• The exercise:
Check each line of the listing for the word "Unemployment" and give only the number of lines that have it.

• Data:
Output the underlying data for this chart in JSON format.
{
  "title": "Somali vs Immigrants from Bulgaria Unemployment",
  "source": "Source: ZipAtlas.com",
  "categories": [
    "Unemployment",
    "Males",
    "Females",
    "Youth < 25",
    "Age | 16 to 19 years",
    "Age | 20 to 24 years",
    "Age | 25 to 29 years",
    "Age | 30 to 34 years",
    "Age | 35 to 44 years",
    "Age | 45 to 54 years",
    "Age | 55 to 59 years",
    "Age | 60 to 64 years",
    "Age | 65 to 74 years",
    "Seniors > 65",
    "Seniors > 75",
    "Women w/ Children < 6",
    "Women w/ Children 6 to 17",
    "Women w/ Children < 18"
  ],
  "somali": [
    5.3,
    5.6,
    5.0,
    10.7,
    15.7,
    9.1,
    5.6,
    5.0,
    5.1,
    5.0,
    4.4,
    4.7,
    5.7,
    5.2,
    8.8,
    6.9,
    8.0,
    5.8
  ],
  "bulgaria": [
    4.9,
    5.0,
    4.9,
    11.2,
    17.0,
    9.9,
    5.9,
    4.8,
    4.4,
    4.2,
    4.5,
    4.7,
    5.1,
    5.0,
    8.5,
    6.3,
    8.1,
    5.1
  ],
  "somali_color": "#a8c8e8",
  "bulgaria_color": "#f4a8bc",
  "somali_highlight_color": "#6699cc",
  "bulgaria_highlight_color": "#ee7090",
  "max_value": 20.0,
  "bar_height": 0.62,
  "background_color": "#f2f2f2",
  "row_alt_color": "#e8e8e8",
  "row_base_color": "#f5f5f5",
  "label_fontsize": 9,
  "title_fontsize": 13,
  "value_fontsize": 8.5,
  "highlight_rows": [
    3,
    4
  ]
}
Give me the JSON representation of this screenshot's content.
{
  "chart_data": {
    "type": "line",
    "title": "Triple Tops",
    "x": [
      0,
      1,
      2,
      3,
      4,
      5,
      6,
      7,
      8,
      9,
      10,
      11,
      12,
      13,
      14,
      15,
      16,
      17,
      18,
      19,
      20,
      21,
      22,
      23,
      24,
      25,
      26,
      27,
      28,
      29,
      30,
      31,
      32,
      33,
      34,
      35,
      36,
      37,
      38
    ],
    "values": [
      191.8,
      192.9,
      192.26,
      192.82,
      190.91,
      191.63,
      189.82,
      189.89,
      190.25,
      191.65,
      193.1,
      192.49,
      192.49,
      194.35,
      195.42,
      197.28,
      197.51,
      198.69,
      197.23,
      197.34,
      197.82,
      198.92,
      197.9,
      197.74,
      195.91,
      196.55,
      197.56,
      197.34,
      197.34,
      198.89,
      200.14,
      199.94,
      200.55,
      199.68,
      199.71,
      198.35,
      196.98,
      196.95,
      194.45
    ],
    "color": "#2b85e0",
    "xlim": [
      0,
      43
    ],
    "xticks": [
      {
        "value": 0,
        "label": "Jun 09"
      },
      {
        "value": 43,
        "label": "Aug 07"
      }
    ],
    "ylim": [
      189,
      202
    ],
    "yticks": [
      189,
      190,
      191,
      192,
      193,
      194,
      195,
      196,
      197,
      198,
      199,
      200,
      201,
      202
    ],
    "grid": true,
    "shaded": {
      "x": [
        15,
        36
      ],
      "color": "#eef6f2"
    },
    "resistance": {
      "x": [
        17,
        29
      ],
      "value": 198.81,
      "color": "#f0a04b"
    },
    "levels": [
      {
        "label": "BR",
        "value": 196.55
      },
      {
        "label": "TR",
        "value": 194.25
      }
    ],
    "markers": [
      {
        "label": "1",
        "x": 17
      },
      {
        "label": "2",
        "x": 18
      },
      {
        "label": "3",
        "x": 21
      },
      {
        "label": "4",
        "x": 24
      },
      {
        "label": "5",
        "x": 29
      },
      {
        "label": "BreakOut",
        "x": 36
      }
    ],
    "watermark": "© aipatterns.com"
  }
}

• Final result:
2